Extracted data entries
—————

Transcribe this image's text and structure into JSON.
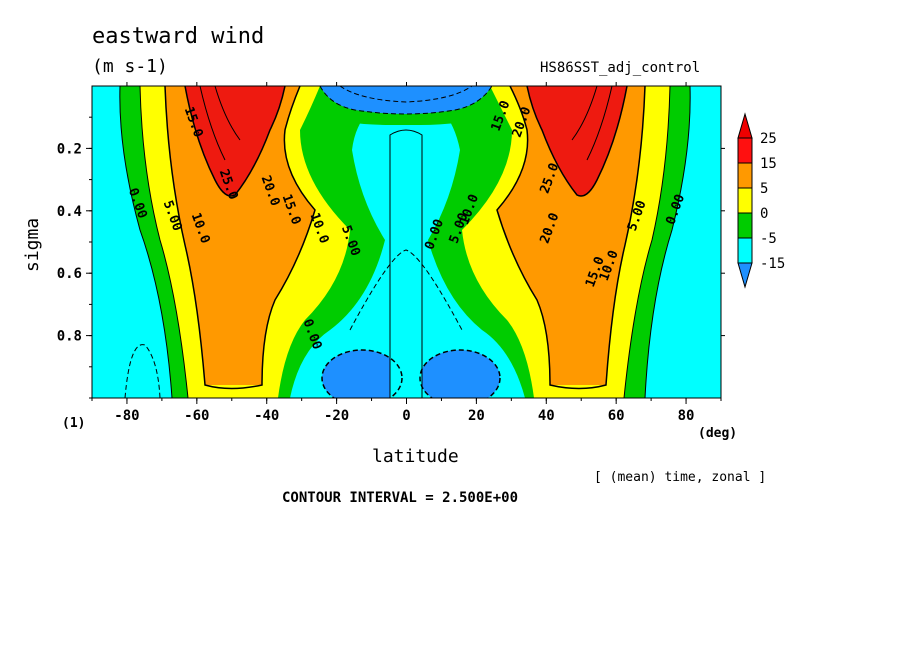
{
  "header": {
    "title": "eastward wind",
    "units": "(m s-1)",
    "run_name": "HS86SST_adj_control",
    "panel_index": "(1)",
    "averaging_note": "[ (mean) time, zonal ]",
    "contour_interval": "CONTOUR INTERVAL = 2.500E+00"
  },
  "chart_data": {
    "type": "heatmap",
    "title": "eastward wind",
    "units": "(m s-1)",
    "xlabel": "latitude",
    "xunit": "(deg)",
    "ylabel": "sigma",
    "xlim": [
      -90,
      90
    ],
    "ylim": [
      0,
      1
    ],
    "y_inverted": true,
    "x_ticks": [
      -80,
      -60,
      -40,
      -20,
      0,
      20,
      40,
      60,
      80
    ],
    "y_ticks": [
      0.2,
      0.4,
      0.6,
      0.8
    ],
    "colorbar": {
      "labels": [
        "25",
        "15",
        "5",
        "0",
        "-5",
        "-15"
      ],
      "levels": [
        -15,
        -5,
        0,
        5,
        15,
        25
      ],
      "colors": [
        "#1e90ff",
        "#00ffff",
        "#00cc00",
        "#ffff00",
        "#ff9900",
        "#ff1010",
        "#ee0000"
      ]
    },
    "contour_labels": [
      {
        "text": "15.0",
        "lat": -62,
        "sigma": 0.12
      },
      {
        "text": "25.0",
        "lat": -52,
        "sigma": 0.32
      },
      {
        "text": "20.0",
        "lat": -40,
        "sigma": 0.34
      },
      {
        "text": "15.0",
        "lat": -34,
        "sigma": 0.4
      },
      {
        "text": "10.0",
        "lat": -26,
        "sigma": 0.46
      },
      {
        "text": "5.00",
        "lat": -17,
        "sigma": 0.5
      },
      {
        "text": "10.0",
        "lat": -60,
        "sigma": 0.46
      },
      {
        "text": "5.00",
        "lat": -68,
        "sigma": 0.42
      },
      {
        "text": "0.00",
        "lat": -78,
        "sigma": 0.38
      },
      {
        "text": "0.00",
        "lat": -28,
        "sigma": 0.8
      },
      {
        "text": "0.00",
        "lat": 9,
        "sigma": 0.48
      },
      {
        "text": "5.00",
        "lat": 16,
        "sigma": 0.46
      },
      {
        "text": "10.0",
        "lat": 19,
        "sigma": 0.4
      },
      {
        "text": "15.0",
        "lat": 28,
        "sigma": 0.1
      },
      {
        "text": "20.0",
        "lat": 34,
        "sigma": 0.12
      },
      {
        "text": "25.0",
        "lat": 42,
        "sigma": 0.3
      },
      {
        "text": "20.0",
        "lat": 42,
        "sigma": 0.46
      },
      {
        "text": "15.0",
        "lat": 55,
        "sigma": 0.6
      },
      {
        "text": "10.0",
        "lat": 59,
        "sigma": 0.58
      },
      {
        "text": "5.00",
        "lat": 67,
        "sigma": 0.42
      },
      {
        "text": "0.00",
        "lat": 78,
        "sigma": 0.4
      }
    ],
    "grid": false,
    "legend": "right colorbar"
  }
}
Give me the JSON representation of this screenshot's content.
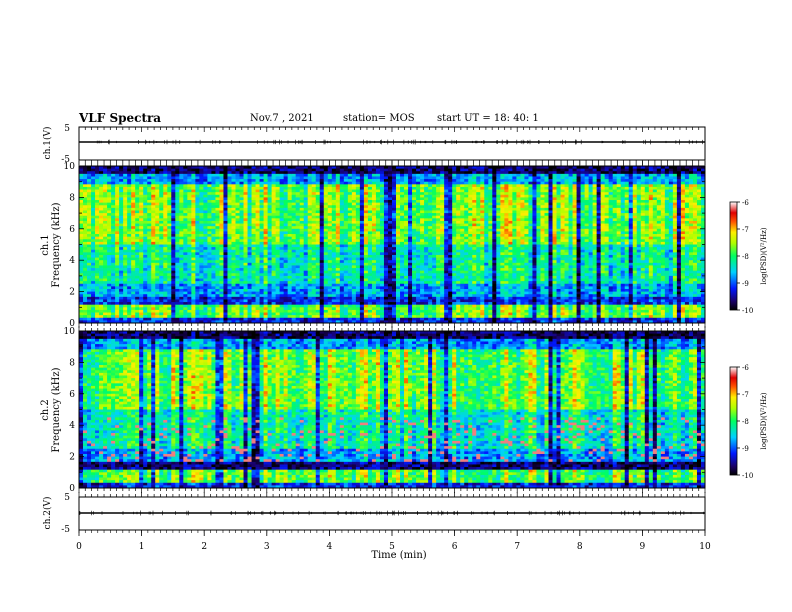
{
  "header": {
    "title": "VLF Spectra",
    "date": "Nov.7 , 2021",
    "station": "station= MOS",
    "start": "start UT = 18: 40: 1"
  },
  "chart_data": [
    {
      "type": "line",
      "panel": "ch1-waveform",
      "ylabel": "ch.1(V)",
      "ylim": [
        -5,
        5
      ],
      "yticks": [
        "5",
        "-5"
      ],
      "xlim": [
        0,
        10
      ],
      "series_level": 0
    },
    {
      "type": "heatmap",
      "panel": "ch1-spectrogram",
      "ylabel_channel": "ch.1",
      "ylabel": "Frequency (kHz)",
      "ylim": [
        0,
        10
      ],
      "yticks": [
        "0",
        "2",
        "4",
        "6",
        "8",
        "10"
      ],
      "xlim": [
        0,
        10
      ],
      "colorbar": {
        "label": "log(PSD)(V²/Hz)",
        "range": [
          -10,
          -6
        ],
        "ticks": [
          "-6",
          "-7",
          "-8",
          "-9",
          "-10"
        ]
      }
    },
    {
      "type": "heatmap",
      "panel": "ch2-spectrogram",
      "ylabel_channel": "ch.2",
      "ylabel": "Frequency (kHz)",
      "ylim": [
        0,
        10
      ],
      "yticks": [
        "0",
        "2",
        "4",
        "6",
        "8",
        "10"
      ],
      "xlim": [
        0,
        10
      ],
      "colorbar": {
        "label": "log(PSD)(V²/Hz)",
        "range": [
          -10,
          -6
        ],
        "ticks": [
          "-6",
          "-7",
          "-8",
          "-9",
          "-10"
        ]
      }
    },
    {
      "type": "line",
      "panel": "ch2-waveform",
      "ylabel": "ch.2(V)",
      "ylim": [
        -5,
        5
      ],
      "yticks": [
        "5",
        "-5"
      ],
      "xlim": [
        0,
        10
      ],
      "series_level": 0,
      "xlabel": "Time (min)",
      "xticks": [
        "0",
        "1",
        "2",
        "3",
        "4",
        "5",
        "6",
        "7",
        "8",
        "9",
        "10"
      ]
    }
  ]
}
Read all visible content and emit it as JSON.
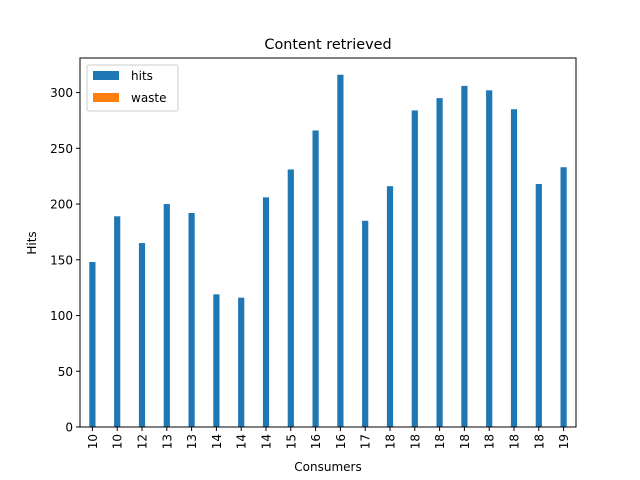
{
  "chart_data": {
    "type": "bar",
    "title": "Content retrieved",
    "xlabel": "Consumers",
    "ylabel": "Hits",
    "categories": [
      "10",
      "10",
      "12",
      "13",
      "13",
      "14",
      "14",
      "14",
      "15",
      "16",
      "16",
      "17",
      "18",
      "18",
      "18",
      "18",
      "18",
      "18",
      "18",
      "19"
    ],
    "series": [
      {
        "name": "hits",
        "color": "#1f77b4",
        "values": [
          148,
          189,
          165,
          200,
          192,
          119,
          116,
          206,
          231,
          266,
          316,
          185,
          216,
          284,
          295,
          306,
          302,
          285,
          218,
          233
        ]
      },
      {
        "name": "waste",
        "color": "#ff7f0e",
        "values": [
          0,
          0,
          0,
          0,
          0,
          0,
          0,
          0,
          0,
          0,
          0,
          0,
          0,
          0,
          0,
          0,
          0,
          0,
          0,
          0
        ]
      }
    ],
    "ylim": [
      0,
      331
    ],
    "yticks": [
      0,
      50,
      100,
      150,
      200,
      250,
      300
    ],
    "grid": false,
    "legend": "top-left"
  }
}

—————

→ **EXERCISE DESCRIPTION**
Give every record back exactly as it reads, with no images.

→ **PROBLEM SOLUTION**
Transcribe this image's text and structure into JSON.
{
  "header": {
    "title": "eastward wind",
    "units": "(m s-1)",
    "run_name": "HS86SST_adj_control",
    "panel_index": "(1)",
    "averaging_note": "[ (mean) time, zonal ]",
    "contour_interval": "CONTOUR INTERVAL = 2.500E+00"
  },
  "chart_data": {
    "type": "heatmap",
    "title": "eastward wind",
    "units": "(m s-1)",
    "xlabel": "latitude",
    "xunit": "(deg)",
    "ylabel": "sigma",
    "xlim": [
      -90,
      90
    ],
    "ylim": [
      0,
      1
    ],
    "y_inverted": true,
    "x_ticks": [
      -80,
      -60,
      -40,
      -20,
      0,
      20,
      40,
      60,
      80
    ],
    "y_ticks": [
      0.2,
      0.4,
      0.6,
      0.8
    ],
    "colorbar": {
      "labels": [
        "25",
        "15",
        "5",
        "0",
        "-5",
        "-15"
      ],
      "levels": [
        -15,
        -5,
        0,
        5,
        15,
        25
      ],
      "colors": [
        "#1e90ff",
        "#00ffff",
        "#00cc00",
        "#ffff00",
        "#ff9900",
        "#ff1010",
        "#ee0000"
      ]
    },
    "contour_labels": [
      {
        "text": "15.0",
        "lat": -62,
        "sigma": 0.12
      },
      {
        "text": "25.0",
        "lat": -52,
        "sigma": 0.32
      },
      {
        "text": "20.0",
        "lat": -40,
        "sigma": 0.34
      },
      {
        "text": "15.0",
        "lat": -34,
        "sigma": 0.4
      },
      {
        "text": "10.0",
        "lat": -26,
        "sigma": 0.46
      },
      {
        "text": "5.00",
        "lat": -17,
        "sigma": 0.5
      },
      {
        "text": "10.0",
        "lat": -60,
        "sigma": 0.46
      },
      {
        "text": "5.00",
        "lat": -68,
        "sigma": 0.42
      },
      {
        "text": "0.00",
        "lat": -78,
        "sigma": 0.38
      },
      {
        "text": "0.00",
        "lat": -28,
        "sigma": 0.8
      },
      {
        "text": "0.00",
        "lat": 9,
        "sigma": 0.48
      },
      {
        "text": "5.00",
        "lat": 16,
        "sigma": 0.46
      },
      {
        "text": "10.0",
        "lat": 19,
        "sigma": 0.4
      },
      {
        "text": "15.0",
        "lat": 28,
        "sigma": 0.1
      },
      {
        "text": "20.0",
        "lat": 34,
        "sigma": 0.12
      },
      {
        "text": "25.0",
        "lat": 42,
        "sigma": 0.3
      },
      {
        "text": "20.0",
        "lat": 42,
        "sigma": 0.46
      },
      {
        "text": "15.0",
        "lat": 55,
        "sigma": 0.6
      },
      {
        "text": "10.0",
        "lat": 59,
        "sigma": 0.58
      },
      {
        "text": "5.00",
        "lat": 67,
        "sigma": 0.42
      },
      {
        "text": "0.00",
        "lat": 78,
        "sigma": 0.4
      }
    ],
    "grid": false,
    "legend": "right colorbar"
  }
}
Give me the JSON representation of this screenshot's content.
{
  "header": {
    "title": "VLF Spectra",
    "date": "Nov.7 , 2021",
    "station": "station= MOS",
    "start": "start UT = 18: 40: 1"
  },
  "chart_data": [
    {
      "type": "line",
      "panel": "ch1-waveform",
      "ylabel": "ch.1(V)",
      "ylim": [
        -5,
        5
      ],
      "yticks": [
        "5",
        "-5"
      ],
      "xlim": [
        0,
        10
      ],
      "series_level": 0
    },
    {
      "type": "heatmap",
      "panel": "ch1-spectrogram",
      "ylabel_channel": "ch.1",
      "ylabel": "Frequency (kHz)",
      "ylim": [
        0,
        10
      ],
      "yticks": [
        "0",
        "2",
        "4",
        "6",
        "8",
        "10"
      ],
      "xlim": [
        0,
        10
      ],
      "colorbar": {
        "label": "log(PSD)(V²/Hz)",
        "range": [
          -10,
          -6
        ],
        "ticks": [
          "-6",
          "-7",
          "-8",
          "-9",
          "-10"
        ]
      }
    },
    {
      "type": "heatmap",
      "panel": "ch2-spectrogram",
      "ylabel_channel": "ch.2",
      "ylabel": "Frequency (kHz)",
      "ylim": [
        0,
        10
      ],
      "yticks": [
        "0",
        "2",
        "4",
        "6",
        "8",
        "10"
      ],
      "xlim": [
        0,
        10
      ],
      "colorbar": {
        "label": "log(PSD)(V²/Hz)",
        "range": [
          -10,
          -6
        ],
        "ticks": [
          "-6",
          "-7",
          "-8",
          "-9",
          "-10"
        ]
      }
    },
    {
      "type": "line",
      "panel": "ch2-waveform",
      "ylabel": "ch.2(V)",
      "ylim": [
        -5,
        5
      ],
      "yticks": [
        "5",
        "-5"
      ],
      "xlim": [
        0,
        10
      ],
      "series_level": 0,
      "xlabel": "Time (min)",
      "xticks": [
        "0",
        "1",
        "2",
        "3",
        "4",
        "5",
        "6",
        "7",
        "8",
        "9",
        "10"
      ]
    }
  ]
}
Read all visible content and emit it as JSON.
{
  "chart_data": {
    "type": "bar",
    "title": "Content retrieved",
    "xlabel": "Consumers",
    "ylabel": "Hits",
    "categories": [
      "10",
      "10",
      "12",
      "13",
      "13",
      "14",
      "14",
      "14",
      "15",
      "16",
      "16",
      "17",
      "18",
      "18",
      "18",
      "18",
      "18",
      "18",
      "18",
      "19"
    ],
    "series": [
      {
        "name": "hits",
        "color": "#1f77b4",
        "values": [
          148,
          189,
          165,
          200,
          192,
          119,
          116,
          206,
          231,
          266,
          316,
          185,
          216,
          284,
          295,
          306,
          302,
          285,
          218,
          233
        ]
      },
      {
        "name": "waste",
        "color": "#ff7f0e",
        "values": [
          0,
          0,
          0,
          0,
          0,
          0,
          0,
          0,
          0,
          0,
          0,
          0,
          0,
          0,
          0,
          0,
          0,
          0,
          0,
          0
        ]
      }
    ],
    "ylim": [
      0,
      331
    ],
    "yticks": [
      0,
      50,
      100,
      150,
      200,
      250,
      300
    ],
    "grid": false,
    "legend": "top-left"
  }
}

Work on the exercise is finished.